## Start Task material

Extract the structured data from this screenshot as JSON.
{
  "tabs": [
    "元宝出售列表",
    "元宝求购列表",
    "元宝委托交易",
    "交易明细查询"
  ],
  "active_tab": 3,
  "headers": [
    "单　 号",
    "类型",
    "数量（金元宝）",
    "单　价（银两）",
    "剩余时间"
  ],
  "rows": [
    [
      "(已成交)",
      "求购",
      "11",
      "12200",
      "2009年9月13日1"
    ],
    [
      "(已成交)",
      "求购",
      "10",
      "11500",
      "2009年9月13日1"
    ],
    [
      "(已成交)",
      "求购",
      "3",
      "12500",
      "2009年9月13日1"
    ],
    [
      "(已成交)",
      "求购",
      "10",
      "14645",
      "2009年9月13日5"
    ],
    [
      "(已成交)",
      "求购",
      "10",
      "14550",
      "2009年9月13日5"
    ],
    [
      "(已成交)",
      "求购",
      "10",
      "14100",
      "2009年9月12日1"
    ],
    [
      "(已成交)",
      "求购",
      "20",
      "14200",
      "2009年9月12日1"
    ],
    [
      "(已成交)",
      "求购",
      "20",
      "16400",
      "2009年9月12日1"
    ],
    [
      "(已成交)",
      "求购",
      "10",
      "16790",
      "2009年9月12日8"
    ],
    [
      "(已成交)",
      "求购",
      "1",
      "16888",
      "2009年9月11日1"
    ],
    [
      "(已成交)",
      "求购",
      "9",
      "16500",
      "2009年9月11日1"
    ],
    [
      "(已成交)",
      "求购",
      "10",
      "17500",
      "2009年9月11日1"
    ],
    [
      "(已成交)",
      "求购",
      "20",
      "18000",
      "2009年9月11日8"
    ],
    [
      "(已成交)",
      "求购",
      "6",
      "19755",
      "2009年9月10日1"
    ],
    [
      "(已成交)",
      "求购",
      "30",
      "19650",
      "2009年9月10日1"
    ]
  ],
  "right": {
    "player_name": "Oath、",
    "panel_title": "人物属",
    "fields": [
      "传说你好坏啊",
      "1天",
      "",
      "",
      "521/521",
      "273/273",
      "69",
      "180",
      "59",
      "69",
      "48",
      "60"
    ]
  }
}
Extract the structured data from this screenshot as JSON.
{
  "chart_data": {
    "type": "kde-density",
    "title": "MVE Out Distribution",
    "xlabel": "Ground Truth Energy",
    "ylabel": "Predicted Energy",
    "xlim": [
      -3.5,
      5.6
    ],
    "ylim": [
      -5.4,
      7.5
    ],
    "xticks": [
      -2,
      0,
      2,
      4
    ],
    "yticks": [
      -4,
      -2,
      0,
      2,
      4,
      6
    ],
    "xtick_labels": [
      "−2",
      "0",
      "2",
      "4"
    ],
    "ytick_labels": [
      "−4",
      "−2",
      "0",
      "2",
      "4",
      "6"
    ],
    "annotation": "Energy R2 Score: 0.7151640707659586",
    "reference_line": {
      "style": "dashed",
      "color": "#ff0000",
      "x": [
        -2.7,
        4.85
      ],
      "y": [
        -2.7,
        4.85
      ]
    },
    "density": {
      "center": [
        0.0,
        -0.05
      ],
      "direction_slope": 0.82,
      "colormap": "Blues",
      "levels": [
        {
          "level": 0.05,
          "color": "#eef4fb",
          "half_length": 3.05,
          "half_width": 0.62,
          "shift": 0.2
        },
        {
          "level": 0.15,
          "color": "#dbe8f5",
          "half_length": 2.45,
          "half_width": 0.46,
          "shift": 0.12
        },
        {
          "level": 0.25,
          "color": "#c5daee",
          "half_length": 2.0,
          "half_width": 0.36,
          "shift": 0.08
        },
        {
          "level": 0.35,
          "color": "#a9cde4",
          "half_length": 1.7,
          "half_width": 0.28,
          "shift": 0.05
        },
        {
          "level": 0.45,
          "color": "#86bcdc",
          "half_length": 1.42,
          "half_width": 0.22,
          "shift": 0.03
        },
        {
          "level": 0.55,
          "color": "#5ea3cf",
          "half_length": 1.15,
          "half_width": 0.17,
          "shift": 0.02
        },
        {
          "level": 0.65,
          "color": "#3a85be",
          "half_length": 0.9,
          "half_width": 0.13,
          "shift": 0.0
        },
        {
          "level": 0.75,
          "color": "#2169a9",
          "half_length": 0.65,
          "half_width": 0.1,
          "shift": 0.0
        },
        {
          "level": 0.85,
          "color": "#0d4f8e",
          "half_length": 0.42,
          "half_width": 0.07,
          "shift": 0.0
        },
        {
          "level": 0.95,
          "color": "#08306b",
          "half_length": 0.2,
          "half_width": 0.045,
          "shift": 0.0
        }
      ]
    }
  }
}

## End Task material

#### [What is being asked]
Please quote every record above exactly as it appears.

#### [Result for this task]
Extract the structured data from this screenshot as JSON.
{
  "tabs": [
    "元宝出售列表",
    "元宝求购列表",
    "元宝委托交易",
    "交易明细查询"
  ],
  "active_tab": 3,
  "headers": [
    "单　 号",
    "类型",
    "数量（金元宝）",
    "单　价（银两）",
    "剩余时间"
  ],
  "rows": [
    [
      "(已成交)",
      "求购",
      "11",
      "12200",
      "2009年9月13日1"
    ],
    [
      "(已成交)",
      "求购",
      "10",
      "11500",
      "2009年9月13日1"
    ],
    [
      "(已成交)",
      "求购",
      "3",
      "12500",
      "2009年9月13日1"
    ],
    [
      "(已成交)",
      "求购",
      "10",
      "14645",
      "2009年9月13日5"
    ],
    [
      "(已成交)",
      "求购",
      "10",
      "14550",
      "2009年9月13日5"
    ],
    [
      "(已成交)",
      "求购",
      "10",
      "14100",
      "2009年9月12日1"
    ],
    [
      "(已成交)",
      "求购",
      "20",
      "14200",
      "2009年9月12日1"
    ],
    [
      "(已成交)",
      "求购",
      "20",
      "16400",
      "2009年9月12日1"
    ],
    [
      "(已成交)",
      "求购",
      "10",
      "16790",
      "2009年9月12日8"
    ],
    [
      "(已成交)",
      "求购",
      "1",
      "16888",
      "2009年9月11日1"
    ],
    [
      "(已成交)",
      "求购",
      "9",
      "16500",
      "2009年9月11日1"
    ],
    [
      "(已成交)",
      "求购",
      "10",
      "17500",
      "2009年9月11日1"
    ],
    [
      "(已成交)",
      "求购",
      "20",
      "18000",
      "2009年9月11日8"
    ],
    [
      "(已成交)",
      "求购",
      "6",
      "19755",
      "2009年9月10日1"
    ],
    [
      "(已成交)",
      "求购",
      "30",
      "19650",
      "2009年9月10日1"
    ]
  ],
  "right": {
    "player_name": "Oath、",
    "panel_title": "人物属",
    "fields": [
      "传说你好坏啊",
      "1天",
      "",
      "",
      "521/521",
      "273/273",
      "69",
      "180",
      "59",
      "69",
      "48",
      "60"
    ]
  }
}
Extract the structured data from this screenshot as JSON.
{
  "chart_data": {
    "type": "kde-density",
    "title": "MVE Out Distribution",
    "xlabel": "Ground Truth Energy",
    "ylabel": "Predicted Energy",
    "xlim": [
      -3.5,
      5.6
    ],
    "ylim": [
      -5.4,
      7.5
    ],
    "xticks": [
      -2,
      0,
      2,
      4
    ],
    "yticks": [
      -4,
      -2,
      0,
      2,
      4,
      6
    ],
    "xtick_labels": [
      "−2",
      "0",
      "2",
      "4"
    ],
    "ytick_labels": [
      "−4",
      "−2",
      "0",
      "2",
      "4",
      "6"
    ],
    "annotation": "Energy R2 Score: 0.7151640707659586",
    "reference_line": {
      "style": "dashed",
      "color": "#ff0000",
      "x": [
        -2.7,
        4.85
      ],
      "y": [
        -2.7,
        4.85
      ]
    },
    "density": {
      "center": [
        0.0,
        -0.05
      ],
      "direction_slope": 0.82,
      "colormap": "Blues",
      "levels": [
        {
          "level": 0.05,
          "color": "#eef4fb",
          "half_length": 3.05,
          "half_width": 0.62,
          "shift": 0.2
        },
        {
          "level": 0.15,
          "color": "#dbe8f5",
          "half_length": 2.45,
          "half_width": 0.46,
          "shift": 0.12
        },
        {
          "level": 0.25,
          "color": "#c5daee",
          "half_length": 2.0,
          "half_width": 0.36,
          "shift": 0.08
        },
        {
          "level": 0.35,
          "color": "#a9cde4",
          "half_length": 1.7,
          "half_width": 0.28,
          "shift": 0.05
        },
        {
          "level": 0.45,
          "color": "#86bcdc",
          "half_length": 1.42,
          "half_width": 0.22,
          "shift": 0.03
        },
        {
          "level": 0.55,
          "color": "#5ea3cf",
          "half_length": 1.15,
          "half_width": 0.17,
          "shift": 0.02
        },
        {
          "level": 0.65,
          "color": "#3a85be",
          "half_length": 0.9,
          "half_width": 0.13,
          "shift": 0.0
        },
        {
          "level": 0.75,
          "color": "#2169a9",
          "half_length": 0.65,
          "half_width": 0.1,
          "shift": 0.0
        },
        {
          "level": 0.85,
          "color": "#0d4f8e",
          "half_length": 0.42,
          "half_width": 0.07,
          "shift": 0.0
        },
        {
          "level": 0.95,
          "color": "#08306b",
          "half_length": 0.2,
          "half_width": 0.045,
          "shift": 0.0
        }
      ]
    }
  }
}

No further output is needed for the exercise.